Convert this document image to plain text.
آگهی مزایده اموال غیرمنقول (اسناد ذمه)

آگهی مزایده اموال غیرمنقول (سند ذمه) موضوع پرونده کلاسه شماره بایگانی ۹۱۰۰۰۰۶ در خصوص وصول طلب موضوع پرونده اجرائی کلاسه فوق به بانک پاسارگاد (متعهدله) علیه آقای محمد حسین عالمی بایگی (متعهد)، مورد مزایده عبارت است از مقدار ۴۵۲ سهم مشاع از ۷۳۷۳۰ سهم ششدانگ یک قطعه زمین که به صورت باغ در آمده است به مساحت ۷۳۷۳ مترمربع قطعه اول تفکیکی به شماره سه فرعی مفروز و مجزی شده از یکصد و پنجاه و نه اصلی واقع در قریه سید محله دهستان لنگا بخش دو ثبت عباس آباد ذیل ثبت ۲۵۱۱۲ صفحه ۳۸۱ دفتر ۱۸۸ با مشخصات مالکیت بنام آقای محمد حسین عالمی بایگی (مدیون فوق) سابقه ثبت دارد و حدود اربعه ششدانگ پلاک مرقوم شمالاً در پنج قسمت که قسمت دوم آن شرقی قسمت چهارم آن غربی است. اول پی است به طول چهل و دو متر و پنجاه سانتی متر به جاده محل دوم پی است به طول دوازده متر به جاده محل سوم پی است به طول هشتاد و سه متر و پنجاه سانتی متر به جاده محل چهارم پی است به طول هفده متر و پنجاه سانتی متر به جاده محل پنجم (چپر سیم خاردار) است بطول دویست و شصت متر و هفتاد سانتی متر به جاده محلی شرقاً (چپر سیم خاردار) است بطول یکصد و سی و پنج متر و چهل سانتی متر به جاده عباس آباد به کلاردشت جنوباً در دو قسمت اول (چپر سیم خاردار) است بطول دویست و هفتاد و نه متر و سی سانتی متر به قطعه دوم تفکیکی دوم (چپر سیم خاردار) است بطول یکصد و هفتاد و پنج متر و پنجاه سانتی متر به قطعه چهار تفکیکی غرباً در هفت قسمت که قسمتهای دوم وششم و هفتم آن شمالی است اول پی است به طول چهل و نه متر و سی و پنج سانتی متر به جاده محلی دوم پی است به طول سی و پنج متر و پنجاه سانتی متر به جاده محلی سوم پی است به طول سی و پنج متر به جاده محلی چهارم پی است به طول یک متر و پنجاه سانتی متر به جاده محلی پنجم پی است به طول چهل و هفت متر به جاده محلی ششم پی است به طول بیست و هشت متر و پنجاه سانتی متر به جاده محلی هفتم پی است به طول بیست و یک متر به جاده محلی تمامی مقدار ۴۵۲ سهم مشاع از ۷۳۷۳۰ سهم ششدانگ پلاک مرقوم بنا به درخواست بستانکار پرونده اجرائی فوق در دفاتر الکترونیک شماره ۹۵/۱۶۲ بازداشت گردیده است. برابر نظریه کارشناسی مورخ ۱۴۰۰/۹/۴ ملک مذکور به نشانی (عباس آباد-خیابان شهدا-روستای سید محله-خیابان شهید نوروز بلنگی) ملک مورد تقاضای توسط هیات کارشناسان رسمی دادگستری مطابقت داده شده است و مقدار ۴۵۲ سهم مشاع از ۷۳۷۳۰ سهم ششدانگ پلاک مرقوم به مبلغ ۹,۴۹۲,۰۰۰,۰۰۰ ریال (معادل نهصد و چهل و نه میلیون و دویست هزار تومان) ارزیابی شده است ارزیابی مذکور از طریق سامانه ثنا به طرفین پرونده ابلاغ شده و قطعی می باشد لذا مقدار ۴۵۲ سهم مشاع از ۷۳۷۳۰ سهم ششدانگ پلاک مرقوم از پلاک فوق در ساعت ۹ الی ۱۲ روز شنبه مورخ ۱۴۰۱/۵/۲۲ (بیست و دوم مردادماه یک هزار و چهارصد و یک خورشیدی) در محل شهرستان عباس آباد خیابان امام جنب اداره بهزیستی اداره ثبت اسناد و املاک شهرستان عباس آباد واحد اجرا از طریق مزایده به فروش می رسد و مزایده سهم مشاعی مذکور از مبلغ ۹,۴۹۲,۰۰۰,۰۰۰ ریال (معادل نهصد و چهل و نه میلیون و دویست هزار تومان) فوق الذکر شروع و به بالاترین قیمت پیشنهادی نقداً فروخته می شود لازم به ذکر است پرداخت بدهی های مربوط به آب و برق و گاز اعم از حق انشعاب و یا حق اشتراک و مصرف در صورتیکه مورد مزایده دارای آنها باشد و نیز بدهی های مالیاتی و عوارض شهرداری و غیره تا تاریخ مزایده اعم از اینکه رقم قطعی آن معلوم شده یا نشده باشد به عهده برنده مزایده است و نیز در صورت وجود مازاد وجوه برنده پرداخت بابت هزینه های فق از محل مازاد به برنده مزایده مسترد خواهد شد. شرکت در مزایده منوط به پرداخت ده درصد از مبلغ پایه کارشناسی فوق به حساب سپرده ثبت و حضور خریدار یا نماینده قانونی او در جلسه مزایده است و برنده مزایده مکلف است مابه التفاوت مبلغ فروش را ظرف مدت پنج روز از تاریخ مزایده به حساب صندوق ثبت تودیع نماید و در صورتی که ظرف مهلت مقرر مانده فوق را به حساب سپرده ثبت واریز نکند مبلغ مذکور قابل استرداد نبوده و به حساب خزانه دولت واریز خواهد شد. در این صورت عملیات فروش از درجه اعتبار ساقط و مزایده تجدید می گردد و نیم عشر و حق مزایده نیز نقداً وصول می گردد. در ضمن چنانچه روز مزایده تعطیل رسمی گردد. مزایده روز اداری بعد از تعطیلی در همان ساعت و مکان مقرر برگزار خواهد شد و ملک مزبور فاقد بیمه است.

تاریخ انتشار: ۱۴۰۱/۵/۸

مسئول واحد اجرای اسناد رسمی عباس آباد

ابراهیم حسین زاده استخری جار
**********
» **EXERCISE AIM**:
Write out every entry above, word for word.

» **REPLY**:
Convert this document image to plain text.
آگهی مزایده اموال غیرمنقول (اسناد ذمه)

آگهی مزایده اموال غیرمنقول (سند ذمه) موضوع پرونده کلاسه شماره بایگانی ۹۱۰۰۰۰۶ در خصوص وصول طلب موضوع پرونده اجرائی کلاسه فوق به بانک پاسارگاد (متعهدله) علیه آقای محمد حسین عالمی بایگی (متعهد)، مورد مزایده عبارت است از مقدار ۴۵۲ سهم مشاع از ۷۳۷۳۰ سهم ششدانگ یک قطعه زمین که به صورت باغ در آمده است به مساحت ۷۳۷۳ مترمربع قطعه اول تفکیکی به شماره سه فرعی مفروز و مجزی شده از یکصد و پنجاه و نه اصلی واقع در قریه سید محله دهستان لنگا بخش دو ثبت عباس آباد ذیل ثبت ۲۵۱۱۲ صفحه ۳۸۱ دفتر ۱۸۸ با مشخصات مالکیت بنام آقای محمد حسین عالمی بایگی (مدیون فوق) سابقه ثبت دارد و حدود اربعه ششدانگ پلاک مرقوم شمالاً در پنج قسمت که قسمت دوم آن شرقی قسمت چهارم آن غربی است. اول پی است به طول چهل و دو متر و پنجاه سانتی متر به جاده محل دوم پی است به طول دوازده متر به جاده محل سوم پی است به طول هشتاد و سه متر و پنجاه سانتی متر به جاده محل چهارم پی است به طول هفده متر و پنجاه سانتی متر به جاده محل پنجم (چپر سیم خاردار) است بطول دویست و شصت متر و هفتاد سانتی متر به جاده محلی شرقاً (چپر سیم خاردار) است بطول یکصد و سی و پنج متر و چهل سانتی متر به جاده عباس آباد به کلاردشت جنوباً در دو قسمت اول (چپر سیم خاردار) است بطول دویست و هفتاد و نه متر و سی سانتی متر به قطعه دوم تفکیکی دوم (چپر سیم خاردار) است بطول یکصد و هفتاد و پنج متر و پنجاه سانتی متر به قطعه چهار تفکیکی غرباً در هفت قسمت که قسمتهای دوم وششم و هفتم آن شمالی است اول پی است به طول چهل و نه متر و سی و پنج سانتی متر به جاده محلی دوم پی است به طول سی و پنج متر و پنجاه سانتی متر به جاده محلی سوم پی است به طول سی و پنج متر به جاده محلی چهارم پی است به طول یک متر و پنجاه سانتی متر به جاده محلی پنجم پی است به طول چهل و هفت متر به جاده محلی ششم پی است به طول بیست و هشت متر و پنجاه سانتی متر به جاده محلی هفتم پی است به طول بیست و یک متر به جاده محلی تمامی مقدار ۴۵۲ سهم مشاع از ۷۳۷۳۰ سهم ششدانگ پلاک مرقوم بنا به درخواست بستانکار پرونده اجرائی فوق در دفاتر الکترونیک شماره ۹۵/۱۶۲ بازداشت گردیده است. برابر نظریه کارشناسی مورخ ۱۴۰۰/۹/۴ ملک مذکور به نشانی (عباس آباد-خیابان شهدا-روستای سید محله-خیابان شهید نوروز بلنگی) ملک مورد تقاضای توسط هیات کارشناسان رسمی دادگستری مطابقت داده شده است و مقدار ۴۵۲ سهم مشاع از ۷۳۷۳۰ سهم ششدانگ پلاک مرقوم به مبلغ ۹,۴۹۲,۰۰۰,۰۰۰ ریال (معادل نهصد و چهل و نه میلیون و دویست هزار تومان) ارزیابی شده است ارزیابی مذکور از طریق سامانه ثنا به طرفین پرونده ابلاغ شده و قطعی می باشد لذا مقدار ۴۵۲ سهم مشاع از ۷۳۷۳۰ سهم ششدانگ پلاک مرقوم از پلاک فوق در ساعت ۹ الی ۱۲ روز شنبه مورخ ۱۴۰۱/۵/۲۲ (بیست و دوم مردادماه یک هزار و چهارصد و یک خورشیدی) در محل شهرستان عباس آباد خیابان امام جنب اداره بهزیستی اداره ثبت اسناد و املاک شهرستان عباس آباد واحد اجرا از طریق مزایده به فروش می رسد و مزایده سهم مشاعی مذکور از مبلغ ۹,۴۹۲,۰۰۰,۰۰۰ ریال (معادل نهصد و چهل و نه میلیون و دویست هزار تومان) فوق الذکر شروع و به بالاترین قیمت پیشنهادی نقداً فروخته می شود لازم به ذکر است پرداخت بدهی های مربوط به آب و برق و گاز اعم از حق انشعاب و یا حق اشتراک و مصرف در صورتیکه مورد مزایده دارای آنها باشد و نیز بدهی های مالیاتی و عوارض شهرداری و غیره تا تاریخ مزایده اعم از اینکه رقم قطعی آن معلوم شده یا نشده باشد به عهده برنده مزایده است و نیز در صورت وجود مازاد وجوه برنده پرداخت بابت هزینه های فق از محل مازاد به برنده مزایده مسترد خواهد شد. شرکت در مزایده منوط به پرداخت ده درصد از مبلغ پایه کارشناسی فوق به حساب سپرده ثبت و حضور خریدار یا نماینده قانونی او در جلسه مزایده است و برنده مزایده مکلف است مابه التفاوت مبلغ فروش را ظرف مدت پنج روز از تاریخ مزایده به حساب صندوق ثبت تودیع نماید و در صورتی که ظرف مهلت مقرر مانده فوق را به حساب سپرده ثبت واریز نکند مبلغ مذکور قابل استرداد نبوده و به حساب خزانه دولت واریز خواهد شد. در این صورت عملیات فروش از درجه اعتبار ساقط و مزایده تجدید می گردد و نیم عشر و حق مزایده نیز نقداً وصول می گردد. در ضمن چنانچه روز مزایده تعطیل رسمی گردد. مزایده روز اداری بعد از تعطیلی در همان ساعت و مکان مقرر برگزار خواهد شد و ملک مزبور فاقد بیمه است.

تاریخ انتشار: ۱۴۰۱/۵/۸

مسئول واحد اجرای اسناد رسمی عباس آباد

ابراهیم حسین زاده استخری جار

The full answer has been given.